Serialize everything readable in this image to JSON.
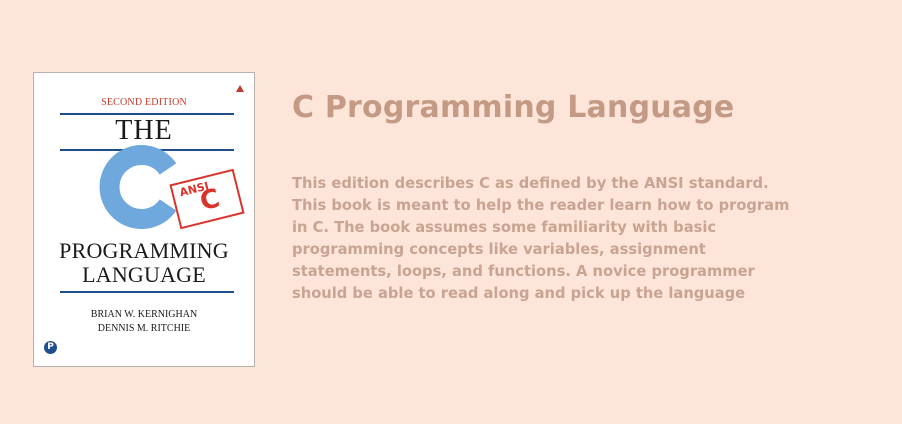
{
  "book": {
    "cover": {
      "edition": "SECOND EDITION",
      "title_line1": "THE",
      "title_big_letter": "C",
      "badge_top": "ANSI",
      "badge_letter": "C",
      "title_line2": "PROGRAMMING",
      "title_line3": "LANGUAGE",
      "author1": "BRIAN W. KERNIGHAN",
      "author2": "DENNIS M. RITCHIE",
      "publisher_mark": "P",
      "icon": "book-cover-icon"
    },
    "title": "C Programming Language",
    "description": "This edition describes C as defined by the ANSI standard.\nThis book is meant to help the reader learn how to program\nin C. The book assumes some familiarity with basic\nprogramming concepts like variables, assignment\nstatements, loops, and functions. A novice programmer\nshould be able to read along and pick up the language"
  },
  "colors": {
    "background": "#fde5da",
    "title": "#c49a84",
    "description": "#c8a491",
    "cover_blue": "#6fa8dc",
    "cover_red": "#d9342b"
  }
}
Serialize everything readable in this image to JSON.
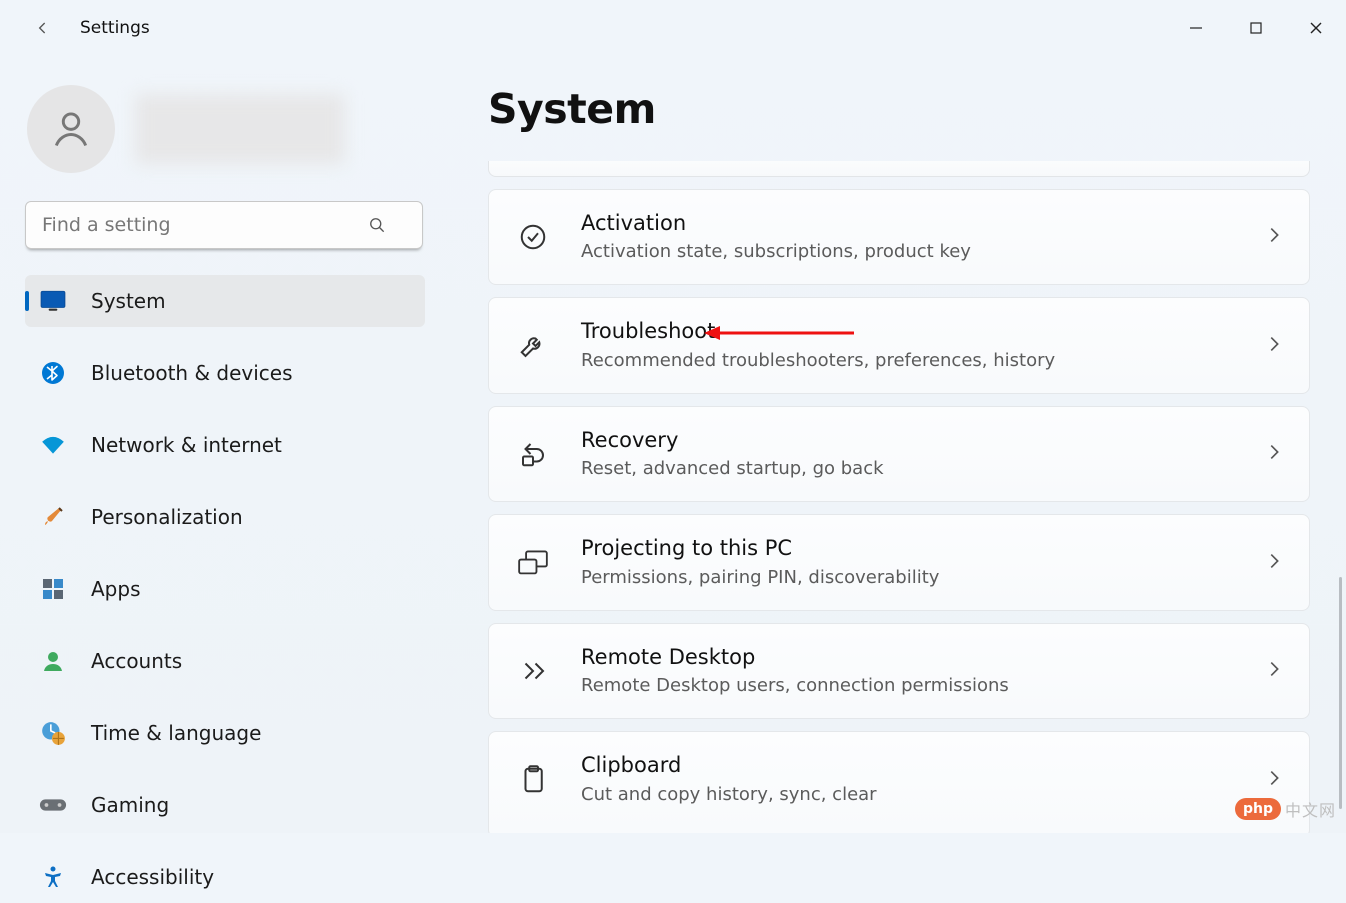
{
  "app": {
    "title": "Settings"
  },
  "search": {
    "placeholder": "Find a setting"
  },
  "sidebar": {
    "items": [
      {
        "label": "System",
        "icon": "display-icon",
        "active": true
      },
      {
        "label": "Bluetooth & devices",
        "icon": "bluetooth-icon"
      },
      {
        "label": "Network & internet",
        "icon": "wifi-icon"
      },
      {
        "label": "Personalization",
        "icon": "brush-icon"
      },
      {
        "label": "Apps",
        "icon": "apps-icon"
      },
      {
        "label": "Accounts",
        "icon": "person-icon"
      },
      {
        "label": "Time & language",
        "icon": "clock-globe-icon"
      },
      {
        "label": "Gaming",
        "icon": "gamepad-icon"
      },
      {
        "label": "Accessibility",
        "icon": "accessibility-icon"
      }
    ]
  },
  "page": {
    "title": "System",
    "cards": [
      {
        "title": "Activation",
        "sub": "Activation state, subscriptions, product key",
        "icon": "check-circle-icon"
      },
      {
        "title": "Troubleshoot",
        "sub": "Recommended troubleshooters, preferences, history",
        "icon": "wrench-icon"
      },
      {
        "title": "Recovery",
        "sub": "Reset, advanced startup, go back",
        "icon": "recovery-icon"
      },
      {
        "title": "Projecting to this PC",
        "sub": "Permissions, pairing PIN, discoverability",
        "icon": "projecting-icon"
      },
      {
        "title": "Remote Desktop",
        "sub": "Remote Desktop users, connection permissions",
        "icon": "remote-desktop-icon"
      },
      {
        "title": "Clipboard",
        "sub": "Cut and copy history, sync, clear",
        "icon": "clipboard-icon"
      }
    ]
  },
  "watermark": {
    "bubble": "php",
    "text": "中文网"
  }
}
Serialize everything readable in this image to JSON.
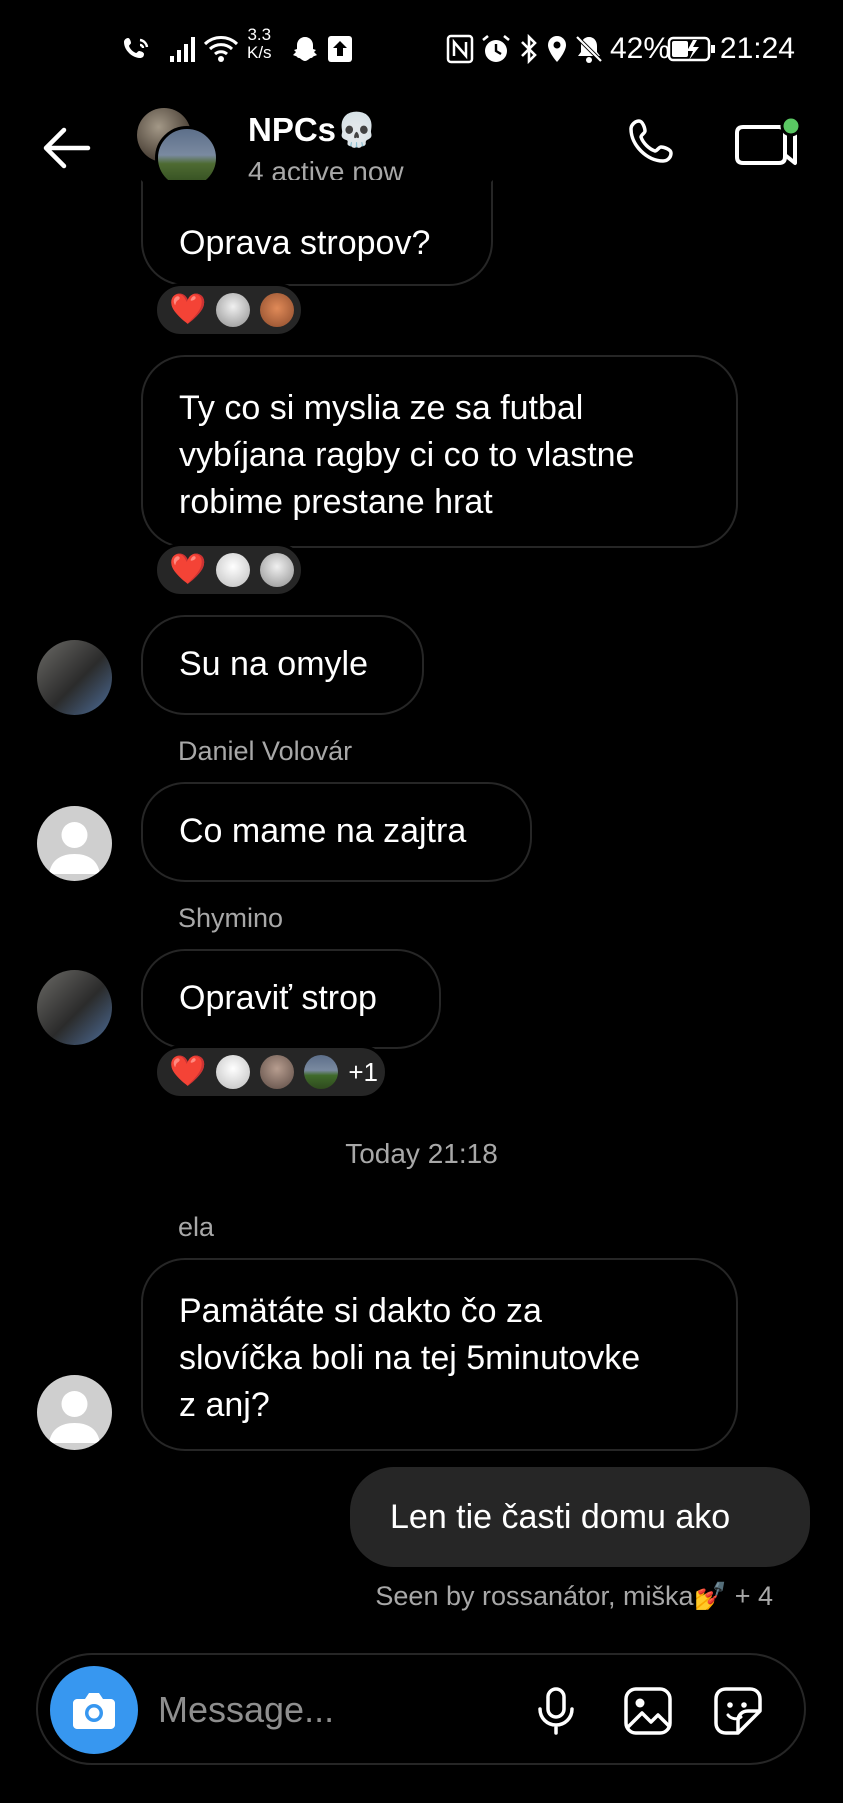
{
  "status_bar": {
    "net_speed_value": "3.3",
    "net_speed_unit": "K/s",
    "battery_text": "42%",
    "time": "21:24",
    "icons": [
      "wifi-call-icon",
      "signal-icon",
      "wifi-icon",
      "snapchat-icon",
      "upload-icon",
      "nfc-icon",
      "alarm-icon",
      "bluetooth-icon",
      "location-icon",
      "mute-icon",
      "battery-icon"
    ]
  },
  "header": {
    "title": "NPCs",
    "title_emoji": "💀",
    "subtitle": "4 active now"
  },
  "messages": [
    {
      "id": "m1",
      "sender": "",
      "text_lines": [
        "Oprava stropov?"
      ],
      "reactions": {
        "heart": "❤️",
        "count_extra": ""
      }
    },
    {
      "id": "m2",
      "sender": "",
      "text_lines": [
        "Ty co si myslia ze sa futbal",
        "vybíjana ragby ci co to vlastne",
        "robime prestane hrat"
      ],
      "reactions": {
        "heart": "❤️",
        "count_extra": ""
      }
    },
    {
      "id": "m3",
      "sender": "",
      "text_lines": [
        "Su na omyle"
      ]
    },
    {
      "id": "m4",
      "sender": "Daniel Volovár",
      "text_lines": [
        "Co mame na zajtra"
      ]
    },
    {
      "id": "m5",
      "sender": "Shymino",
      "text_lines": [
        "Opraviť strop"
      ],
      "reactions": {
        "heart": "❤️",
        "count_extra": "+1"
      }
    },
    {
      "id": "m6",
      "sender": "ela",
      "text_lines": [
        "Pamätáte si dakto čo za",
        "slovíčka boli na tej 5minutovke",
        "z anj?"
      ]
    },
    {
      "id": "m7",
      "sender": "me",
      "text_lines": [
        "Len tie časti domu ako"
      ]
    }
  ],
  "timestamp": "Today 21:18",
  "seen": {
    "text": "Seen by rossanátor, miška",
    "emoji": "💅",
    "extra": " + 4"
  },
  "composer": {
    "placeholder": "Message..."
  },
  "colors": {
    "accent_blue": "#3797f0",
    "bubble_outline": "#262626",
    "active_dot": "#5ac763",
    "heart": "#ff3040"
  }
}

---

**Task description**
Count how many lines include the string "history". Nothing but the number is needed.

**Output of the task**
2